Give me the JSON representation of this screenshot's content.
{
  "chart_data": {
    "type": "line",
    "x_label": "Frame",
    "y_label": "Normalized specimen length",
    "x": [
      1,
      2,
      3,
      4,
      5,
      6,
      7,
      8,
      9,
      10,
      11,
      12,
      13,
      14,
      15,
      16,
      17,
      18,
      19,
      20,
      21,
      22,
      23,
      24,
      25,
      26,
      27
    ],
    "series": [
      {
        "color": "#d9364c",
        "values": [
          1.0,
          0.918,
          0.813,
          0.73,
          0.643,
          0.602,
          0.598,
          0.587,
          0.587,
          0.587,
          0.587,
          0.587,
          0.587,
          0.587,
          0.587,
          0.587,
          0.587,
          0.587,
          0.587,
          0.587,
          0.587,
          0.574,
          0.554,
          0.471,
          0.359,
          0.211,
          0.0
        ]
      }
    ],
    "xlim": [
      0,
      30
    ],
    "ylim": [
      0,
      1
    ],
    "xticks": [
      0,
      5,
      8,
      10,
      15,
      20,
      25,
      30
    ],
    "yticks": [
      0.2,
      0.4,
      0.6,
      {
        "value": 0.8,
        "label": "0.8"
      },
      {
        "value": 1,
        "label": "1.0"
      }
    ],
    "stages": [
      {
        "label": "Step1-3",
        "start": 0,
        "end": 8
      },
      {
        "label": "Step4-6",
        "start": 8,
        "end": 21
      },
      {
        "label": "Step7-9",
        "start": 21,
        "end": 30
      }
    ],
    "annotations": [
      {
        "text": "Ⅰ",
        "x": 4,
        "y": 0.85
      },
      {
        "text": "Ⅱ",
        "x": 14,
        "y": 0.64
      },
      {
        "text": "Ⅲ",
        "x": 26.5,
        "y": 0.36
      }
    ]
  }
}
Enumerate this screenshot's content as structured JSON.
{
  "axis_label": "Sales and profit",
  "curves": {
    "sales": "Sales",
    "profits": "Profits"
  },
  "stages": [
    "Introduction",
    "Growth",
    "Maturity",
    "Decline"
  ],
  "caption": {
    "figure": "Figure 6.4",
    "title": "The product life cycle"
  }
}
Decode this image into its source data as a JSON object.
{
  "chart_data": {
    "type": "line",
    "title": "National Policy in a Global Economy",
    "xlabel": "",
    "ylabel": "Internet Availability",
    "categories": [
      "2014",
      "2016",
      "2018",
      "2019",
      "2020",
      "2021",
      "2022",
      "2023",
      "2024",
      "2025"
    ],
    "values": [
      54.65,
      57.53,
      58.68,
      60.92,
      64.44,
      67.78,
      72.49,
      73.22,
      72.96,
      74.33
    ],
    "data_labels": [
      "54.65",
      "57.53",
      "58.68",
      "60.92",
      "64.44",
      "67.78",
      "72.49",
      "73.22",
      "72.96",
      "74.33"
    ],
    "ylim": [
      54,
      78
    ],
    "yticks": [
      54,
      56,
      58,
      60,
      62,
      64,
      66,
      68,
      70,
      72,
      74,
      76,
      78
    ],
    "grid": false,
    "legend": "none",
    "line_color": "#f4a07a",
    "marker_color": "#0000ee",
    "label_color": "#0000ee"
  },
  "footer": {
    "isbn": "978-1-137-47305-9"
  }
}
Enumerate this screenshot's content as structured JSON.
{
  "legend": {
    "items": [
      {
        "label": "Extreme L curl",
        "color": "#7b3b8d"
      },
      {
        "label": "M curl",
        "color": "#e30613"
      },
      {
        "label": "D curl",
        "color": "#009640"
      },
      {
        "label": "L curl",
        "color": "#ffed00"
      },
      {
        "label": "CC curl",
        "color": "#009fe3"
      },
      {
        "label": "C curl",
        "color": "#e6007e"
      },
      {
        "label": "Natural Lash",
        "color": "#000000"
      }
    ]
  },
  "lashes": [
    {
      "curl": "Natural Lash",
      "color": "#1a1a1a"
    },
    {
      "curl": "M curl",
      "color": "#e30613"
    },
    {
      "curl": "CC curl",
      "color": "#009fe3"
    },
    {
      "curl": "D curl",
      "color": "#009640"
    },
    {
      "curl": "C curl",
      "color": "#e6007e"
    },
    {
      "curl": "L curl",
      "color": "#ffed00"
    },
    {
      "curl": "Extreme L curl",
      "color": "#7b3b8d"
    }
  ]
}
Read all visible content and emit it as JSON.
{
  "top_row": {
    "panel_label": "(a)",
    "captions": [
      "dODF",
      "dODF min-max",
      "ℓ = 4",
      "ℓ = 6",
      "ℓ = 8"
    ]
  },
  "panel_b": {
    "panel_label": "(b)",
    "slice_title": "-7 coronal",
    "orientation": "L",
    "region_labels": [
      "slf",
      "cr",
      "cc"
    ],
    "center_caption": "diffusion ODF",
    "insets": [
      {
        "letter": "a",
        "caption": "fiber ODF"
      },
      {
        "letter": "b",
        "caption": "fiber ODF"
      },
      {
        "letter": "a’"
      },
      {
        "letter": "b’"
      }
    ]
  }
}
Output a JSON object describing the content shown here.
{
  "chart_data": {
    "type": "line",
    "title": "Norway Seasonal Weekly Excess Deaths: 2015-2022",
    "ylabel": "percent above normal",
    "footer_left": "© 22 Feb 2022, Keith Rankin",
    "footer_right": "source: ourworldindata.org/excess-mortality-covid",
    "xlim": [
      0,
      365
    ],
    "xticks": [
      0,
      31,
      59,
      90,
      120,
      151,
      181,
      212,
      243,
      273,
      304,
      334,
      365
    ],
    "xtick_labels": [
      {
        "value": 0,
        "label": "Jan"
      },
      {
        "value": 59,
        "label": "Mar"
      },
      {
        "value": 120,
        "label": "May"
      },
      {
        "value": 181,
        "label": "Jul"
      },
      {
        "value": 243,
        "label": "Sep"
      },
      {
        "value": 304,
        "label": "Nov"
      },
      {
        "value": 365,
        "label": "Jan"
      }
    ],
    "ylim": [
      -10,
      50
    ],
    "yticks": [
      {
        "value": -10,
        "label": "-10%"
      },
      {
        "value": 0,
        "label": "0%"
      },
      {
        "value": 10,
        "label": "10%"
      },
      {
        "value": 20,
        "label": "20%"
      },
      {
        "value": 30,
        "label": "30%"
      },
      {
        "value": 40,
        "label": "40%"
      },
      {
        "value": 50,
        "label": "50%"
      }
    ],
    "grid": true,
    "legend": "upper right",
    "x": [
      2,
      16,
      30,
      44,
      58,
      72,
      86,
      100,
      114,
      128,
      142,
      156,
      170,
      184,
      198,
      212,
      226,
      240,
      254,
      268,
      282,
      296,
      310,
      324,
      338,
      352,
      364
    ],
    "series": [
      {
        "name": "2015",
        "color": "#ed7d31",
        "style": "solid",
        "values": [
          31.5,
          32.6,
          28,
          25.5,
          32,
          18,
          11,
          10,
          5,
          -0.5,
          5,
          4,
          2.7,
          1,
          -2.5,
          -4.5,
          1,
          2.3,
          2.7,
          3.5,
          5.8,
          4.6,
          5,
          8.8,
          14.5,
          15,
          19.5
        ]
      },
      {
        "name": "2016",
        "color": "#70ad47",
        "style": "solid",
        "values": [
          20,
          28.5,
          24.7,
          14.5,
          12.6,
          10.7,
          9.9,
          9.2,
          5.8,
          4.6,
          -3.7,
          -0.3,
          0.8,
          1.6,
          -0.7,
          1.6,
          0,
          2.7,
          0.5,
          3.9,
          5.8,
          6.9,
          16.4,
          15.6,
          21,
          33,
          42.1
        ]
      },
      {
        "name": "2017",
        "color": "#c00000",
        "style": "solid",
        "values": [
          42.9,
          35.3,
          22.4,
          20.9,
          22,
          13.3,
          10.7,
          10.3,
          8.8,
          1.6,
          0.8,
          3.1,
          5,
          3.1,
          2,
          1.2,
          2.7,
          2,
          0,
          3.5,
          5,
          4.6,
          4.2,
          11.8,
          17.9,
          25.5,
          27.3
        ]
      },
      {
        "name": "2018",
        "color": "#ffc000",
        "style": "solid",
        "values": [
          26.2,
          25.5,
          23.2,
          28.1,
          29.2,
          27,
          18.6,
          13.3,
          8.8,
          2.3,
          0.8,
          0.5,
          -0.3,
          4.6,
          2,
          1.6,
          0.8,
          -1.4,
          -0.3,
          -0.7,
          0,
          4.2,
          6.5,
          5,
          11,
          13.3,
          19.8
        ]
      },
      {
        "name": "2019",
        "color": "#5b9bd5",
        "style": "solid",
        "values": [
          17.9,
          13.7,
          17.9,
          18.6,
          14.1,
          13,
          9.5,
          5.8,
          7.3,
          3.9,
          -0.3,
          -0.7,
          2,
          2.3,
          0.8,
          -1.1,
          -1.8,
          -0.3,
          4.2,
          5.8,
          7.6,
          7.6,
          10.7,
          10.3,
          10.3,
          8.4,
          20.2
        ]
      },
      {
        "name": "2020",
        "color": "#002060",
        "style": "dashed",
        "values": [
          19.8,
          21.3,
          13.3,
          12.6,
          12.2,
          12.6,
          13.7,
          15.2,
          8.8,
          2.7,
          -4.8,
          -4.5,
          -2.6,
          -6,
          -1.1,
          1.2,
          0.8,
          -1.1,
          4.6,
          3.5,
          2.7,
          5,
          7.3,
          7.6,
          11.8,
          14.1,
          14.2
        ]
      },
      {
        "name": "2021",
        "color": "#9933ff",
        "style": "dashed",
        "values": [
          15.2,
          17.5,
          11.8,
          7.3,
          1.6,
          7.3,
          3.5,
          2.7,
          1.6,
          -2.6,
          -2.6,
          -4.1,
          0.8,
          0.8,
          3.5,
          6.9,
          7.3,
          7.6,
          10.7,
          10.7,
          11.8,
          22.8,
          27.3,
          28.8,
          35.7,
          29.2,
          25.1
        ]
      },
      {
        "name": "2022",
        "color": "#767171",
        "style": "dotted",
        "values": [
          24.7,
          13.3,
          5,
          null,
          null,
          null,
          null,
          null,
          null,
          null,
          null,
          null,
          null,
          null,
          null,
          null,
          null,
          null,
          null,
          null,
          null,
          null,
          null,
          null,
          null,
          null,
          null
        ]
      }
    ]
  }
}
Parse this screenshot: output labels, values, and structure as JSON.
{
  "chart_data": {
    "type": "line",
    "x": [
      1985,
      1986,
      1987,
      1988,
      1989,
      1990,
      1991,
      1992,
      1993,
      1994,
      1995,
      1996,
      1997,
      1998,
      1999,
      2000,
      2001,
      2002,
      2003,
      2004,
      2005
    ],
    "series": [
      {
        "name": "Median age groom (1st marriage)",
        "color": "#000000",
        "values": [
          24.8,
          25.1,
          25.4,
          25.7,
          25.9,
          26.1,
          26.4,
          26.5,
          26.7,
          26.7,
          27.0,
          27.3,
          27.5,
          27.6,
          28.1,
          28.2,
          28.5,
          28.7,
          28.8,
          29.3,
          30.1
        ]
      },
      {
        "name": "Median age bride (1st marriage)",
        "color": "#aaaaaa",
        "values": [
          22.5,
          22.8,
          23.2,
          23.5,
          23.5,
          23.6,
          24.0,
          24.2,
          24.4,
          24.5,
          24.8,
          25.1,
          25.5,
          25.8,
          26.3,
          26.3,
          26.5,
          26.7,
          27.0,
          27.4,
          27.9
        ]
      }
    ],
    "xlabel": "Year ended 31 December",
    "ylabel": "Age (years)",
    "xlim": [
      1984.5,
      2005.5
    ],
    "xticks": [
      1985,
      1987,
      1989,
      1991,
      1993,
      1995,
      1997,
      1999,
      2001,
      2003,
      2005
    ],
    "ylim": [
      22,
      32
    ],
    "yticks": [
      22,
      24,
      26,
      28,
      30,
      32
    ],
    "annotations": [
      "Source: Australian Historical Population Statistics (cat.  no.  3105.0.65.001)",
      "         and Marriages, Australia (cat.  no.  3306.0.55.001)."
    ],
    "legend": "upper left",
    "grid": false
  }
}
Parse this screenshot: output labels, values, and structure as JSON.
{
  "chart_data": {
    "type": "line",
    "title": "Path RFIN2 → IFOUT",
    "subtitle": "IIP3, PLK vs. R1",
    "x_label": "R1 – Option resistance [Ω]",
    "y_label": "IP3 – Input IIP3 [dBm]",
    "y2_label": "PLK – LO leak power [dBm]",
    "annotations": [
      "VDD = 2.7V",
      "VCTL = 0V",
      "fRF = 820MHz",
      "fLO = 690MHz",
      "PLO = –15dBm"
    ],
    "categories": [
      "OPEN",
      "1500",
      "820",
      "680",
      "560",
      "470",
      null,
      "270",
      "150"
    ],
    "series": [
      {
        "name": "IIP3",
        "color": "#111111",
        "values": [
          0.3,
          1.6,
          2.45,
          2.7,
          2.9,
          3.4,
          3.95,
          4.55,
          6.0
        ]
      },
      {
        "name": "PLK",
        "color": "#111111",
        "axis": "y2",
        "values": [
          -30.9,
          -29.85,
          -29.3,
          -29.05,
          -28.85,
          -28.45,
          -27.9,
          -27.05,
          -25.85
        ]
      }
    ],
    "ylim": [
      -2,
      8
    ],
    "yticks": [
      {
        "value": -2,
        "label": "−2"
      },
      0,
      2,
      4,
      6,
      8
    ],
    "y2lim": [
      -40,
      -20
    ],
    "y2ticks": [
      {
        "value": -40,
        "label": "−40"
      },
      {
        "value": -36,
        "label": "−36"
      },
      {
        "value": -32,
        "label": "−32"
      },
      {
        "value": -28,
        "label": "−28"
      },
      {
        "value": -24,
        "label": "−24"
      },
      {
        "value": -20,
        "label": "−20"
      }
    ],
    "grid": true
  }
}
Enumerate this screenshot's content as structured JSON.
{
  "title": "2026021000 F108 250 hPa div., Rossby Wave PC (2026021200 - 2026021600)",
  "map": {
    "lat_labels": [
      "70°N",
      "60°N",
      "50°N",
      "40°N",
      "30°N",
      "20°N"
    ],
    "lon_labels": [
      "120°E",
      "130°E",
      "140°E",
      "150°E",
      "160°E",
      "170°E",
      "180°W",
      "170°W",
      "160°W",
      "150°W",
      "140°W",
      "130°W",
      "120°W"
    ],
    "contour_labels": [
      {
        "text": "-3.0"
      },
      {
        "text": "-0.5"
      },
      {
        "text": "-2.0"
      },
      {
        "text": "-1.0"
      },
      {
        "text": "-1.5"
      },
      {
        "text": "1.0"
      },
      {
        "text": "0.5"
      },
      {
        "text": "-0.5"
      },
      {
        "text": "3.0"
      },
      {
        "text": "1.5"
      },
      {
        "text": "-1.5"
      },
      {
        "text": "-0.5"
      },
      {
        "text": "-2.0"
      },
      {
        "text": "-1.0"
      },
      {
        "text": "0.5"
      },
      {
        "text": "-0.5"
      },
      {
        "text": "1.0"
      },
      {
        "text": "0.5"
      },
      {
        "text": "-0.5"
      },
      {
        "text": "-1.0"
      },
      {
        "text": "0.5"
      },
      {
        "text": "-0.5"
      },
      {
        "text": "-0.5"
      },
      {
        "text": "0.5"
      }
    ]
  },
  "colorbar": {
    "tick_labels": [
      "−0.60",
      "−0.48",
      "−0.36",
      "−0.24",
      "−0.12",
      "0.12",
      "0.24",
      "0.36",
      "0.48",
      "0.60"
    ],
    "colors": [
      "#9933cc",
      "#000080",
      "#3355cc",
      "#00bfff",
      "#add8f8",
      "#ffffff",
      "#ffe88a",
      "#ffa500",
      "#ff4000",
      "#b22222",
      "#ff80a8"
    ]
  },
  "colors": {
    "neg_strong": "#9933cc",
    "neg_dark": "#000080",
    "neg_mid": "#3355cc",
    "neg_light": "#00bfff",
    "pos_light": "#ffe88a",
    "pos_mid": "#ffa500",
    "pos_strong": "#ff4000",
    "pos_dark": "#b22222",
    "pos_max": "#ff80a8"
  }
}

▶ _REQUIREMENTS_:
State how many lines of the records above contain the word "xlabel", giving only that number.

▶ _ANSWER TO THIS EXERCISE_:
2